→ PROBLEM REQUIREMENTS: Identify each line below containing the string "this" and copy it.

##### THE INPUT #####

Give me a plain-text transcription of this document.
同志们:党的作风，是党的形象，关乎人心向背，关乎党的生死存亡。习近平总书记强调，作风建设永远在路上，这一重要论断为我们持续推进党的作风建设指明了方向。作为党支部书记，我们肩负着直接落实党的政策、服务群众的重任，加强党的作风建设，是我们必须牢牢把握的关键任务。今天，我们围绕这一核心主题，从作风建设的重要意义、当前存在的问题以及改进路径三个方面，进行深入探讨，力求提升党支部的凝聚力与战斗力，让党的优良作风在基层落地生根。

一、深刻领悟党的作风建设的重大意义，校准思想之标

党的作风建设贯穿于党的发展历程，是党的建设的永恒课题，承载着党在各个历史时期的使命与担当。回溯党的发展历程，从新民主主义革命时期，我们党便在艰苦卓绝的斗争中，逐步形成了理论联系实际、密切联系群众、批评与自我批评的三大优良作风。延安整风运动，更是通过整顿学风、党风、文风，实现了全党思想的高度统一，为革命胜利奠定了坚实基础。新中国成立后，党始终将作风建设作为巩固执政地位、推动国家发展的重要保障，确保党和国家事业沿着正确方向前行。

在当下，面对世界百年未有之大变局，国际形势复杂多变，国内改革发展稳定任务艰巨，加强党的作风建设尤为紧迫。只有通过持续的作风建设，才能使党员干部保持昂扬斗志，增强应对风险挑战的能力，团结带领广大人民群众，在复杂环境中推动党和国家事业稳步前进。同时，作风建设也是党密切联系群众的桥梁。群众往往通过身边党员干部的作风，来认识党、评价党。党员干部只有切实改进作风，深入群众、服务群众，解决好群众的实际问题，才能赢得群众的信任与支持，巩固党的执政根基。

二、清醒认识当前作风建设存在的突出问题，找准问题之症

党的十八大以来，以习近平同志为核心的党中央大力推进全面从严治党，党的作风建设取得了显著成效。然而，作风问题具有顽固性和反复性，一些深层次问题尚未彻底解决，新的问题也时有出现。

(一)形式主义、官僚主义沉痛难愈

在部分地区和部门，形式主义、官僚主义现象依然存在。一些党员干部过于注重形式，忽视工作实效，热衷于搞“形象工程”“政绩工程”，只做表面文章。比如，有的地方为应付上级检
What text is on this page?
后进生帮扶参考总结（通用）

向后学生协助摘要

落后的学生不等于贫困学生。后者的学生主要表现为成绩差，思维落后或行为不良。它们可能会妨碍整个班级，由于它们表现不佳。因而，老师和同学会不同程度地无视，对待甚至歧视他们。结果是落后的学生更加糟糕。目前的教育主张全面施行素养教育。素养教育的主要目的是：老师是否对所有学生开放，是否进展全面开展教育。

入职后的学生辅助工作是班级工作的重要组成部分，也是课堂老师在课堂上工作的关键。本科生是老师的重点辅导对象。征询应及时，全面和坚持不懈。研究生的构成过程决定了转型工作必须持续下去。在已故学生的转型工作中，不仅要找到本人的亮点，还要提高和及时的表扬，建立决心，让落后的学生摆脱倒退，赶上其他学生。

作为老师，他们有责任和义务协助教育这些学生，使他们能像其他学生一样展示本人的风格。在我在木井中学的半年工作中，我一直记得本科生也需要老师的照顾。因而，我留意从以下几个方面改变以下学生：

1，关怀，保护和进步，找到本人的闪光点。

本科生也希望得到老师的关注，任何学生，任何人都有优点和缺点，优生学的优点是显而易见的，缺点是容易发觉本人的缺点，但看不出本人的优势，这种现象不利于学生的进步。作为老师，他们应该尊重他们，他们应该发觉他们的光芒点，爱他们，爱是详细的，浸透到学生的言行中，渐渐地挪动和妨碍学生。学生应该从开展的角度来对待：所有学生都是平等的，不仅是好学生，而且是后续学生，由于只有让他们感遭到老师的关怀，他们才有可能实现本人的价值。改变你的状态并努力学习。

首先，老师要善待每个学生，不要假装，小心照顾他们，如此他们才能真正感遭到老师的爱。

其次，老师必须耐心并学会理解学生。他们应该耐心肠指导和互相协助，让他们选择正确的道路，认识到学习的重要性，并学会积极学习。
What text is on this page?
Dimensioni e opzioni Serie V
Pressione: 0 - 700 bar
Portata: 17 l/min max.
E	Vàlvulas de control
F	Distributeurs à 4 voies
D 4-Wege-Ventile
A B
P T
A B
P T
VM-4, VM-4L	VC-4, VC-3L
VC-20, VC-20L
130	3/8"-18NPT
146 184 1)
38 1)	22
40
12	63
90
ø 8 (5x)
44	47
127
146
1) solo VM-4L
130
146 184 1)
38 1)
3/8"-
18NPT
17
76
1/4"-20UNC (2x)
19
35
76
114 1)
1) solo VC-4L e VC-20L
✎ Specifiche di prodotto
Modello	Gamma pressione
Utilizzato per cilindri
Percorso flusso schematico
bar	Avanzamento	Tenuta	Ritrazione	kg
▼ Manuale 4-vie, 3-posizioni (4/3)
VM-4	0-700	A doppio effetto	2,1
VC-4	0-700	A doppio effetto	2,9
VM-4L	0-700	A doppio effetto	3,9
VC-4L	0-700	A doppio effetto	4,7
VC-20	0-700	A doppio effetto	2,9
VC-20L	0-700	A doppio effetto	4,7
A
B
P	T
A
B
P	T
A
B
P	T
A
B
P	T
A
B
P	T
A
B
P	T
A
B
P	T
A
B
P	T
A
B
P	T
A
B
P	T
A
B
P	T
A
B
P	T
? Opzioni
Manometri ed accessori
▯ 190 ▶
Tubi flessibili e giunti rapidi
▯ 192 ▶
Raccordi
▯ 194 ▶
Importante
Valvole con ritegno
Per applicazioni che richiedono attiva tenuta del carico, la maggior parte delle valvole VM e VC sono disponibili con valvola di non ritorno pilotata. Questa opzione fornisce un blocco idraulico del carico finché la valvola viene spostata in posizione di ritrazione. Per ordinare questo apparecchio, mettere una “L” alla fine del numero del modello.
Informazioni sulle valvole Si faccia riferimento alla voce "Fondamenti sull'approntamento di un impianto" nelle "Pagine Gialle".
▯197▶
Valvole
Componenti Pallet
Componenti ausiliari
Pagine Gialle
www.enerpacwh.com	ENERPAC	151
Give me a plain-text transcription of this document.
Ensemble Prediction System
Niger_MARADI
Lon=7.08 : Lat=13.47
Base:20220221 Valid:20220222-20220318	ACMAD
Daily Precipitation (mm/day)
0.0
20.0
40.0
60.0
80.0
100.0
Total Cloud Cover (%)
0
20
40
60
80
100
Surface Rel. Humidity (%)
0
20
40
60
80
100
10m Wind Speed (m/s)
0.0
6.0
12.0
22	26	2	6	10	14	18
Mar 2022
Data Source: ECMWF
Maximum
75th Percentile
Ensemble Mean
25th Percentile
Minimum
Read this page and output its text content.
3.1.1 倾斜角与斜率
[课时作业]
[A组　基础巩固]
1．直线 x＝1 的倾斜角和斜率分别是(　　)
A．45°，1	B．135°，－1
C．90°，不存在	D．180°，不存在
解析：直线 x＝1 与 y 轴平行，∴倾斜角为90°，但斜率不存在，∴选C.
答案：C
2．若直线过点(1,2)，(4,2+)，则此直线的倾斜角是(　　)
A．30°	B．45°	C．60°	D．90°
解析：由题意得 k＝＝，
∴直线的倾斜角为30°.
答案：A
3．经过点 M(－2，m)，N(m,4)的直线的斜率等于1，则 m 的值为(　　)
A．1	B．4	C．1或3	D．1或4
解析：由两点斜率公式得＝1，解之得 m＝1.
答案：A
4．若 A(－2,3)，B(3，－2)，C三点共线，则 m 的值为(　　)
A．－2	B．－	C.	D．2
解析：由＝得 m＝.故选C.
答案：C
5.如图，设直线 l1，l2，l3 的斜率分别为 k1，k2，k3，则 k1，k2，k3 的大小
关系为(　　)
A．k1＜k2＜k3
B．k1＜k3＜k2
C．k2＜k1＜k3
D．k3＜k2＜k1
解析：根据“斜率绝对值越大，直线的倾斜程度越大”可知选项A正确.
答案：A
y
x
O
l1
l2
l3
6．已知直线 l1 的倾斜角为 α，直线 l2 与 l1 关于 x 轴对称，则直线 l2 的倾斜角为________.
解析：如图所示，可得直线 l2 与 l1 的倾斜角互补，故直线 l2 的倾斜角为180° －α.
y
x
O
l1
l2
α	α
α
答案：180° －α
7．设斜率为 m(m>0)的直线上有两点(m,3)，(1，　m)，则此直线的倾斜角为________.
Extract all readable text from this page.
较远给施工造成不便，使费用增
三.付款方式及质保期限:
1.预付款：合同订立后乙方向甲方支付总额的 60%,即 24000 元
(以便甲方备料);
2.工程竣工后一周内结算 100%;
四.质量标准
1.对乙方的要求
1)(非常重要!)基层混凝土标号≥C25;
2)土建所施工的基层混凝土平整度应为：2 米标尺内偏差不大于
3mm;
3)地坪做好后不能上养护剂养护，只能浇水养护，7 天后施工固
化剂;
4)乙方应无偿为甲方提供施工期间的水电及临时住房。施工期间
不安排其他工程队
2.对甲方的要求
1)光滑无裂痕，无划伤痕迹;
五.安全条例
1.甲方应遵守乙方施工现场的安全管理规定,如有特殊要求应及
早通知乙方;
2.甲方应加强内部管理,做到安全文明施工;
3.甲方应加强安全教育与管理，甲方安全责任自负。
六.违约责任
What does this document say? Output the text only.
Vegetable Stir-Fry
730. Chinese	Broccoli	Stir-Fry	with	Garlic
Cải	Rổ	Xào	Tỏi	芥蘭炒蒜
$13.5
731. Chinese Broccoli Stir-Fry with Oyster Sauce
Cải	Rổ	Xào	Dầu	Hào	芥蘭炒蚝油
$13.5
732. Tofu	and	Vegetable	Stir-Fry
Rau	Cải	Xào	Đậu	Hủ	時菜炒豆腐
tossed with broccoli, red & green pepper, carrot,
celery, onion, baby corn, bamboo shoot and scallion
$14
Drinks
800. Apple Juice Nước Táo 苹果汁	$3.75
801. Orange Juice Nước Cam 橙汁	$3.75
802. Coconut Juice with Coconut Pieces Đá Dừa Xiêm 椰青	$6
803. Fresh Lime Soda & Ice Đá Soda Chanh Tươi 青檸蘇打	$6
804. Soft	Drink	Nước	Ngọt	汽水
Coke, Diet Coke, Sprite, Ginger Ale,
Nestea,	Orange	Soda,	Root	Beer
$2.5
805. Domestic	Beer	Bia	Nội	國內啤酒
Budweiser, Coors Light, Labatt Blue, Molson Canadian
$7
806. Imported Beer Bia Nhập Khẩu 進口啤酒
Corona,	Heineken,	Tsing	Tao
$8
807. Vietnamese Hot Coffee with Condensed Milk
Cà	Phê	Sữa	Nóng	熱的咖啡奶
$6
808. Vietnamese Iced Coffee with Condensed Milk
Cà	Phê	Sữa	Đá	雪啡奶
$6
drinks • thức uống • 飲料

#####

→ WRITTEN ANSWER:
Give me a plain-text transcription of this document.
What text is on this page?
What text is on this page?
Give me a plain-text transcription of this document.
Read this page and output its text content.
Extract all readable text from this page.
What does this document say? Output the text only.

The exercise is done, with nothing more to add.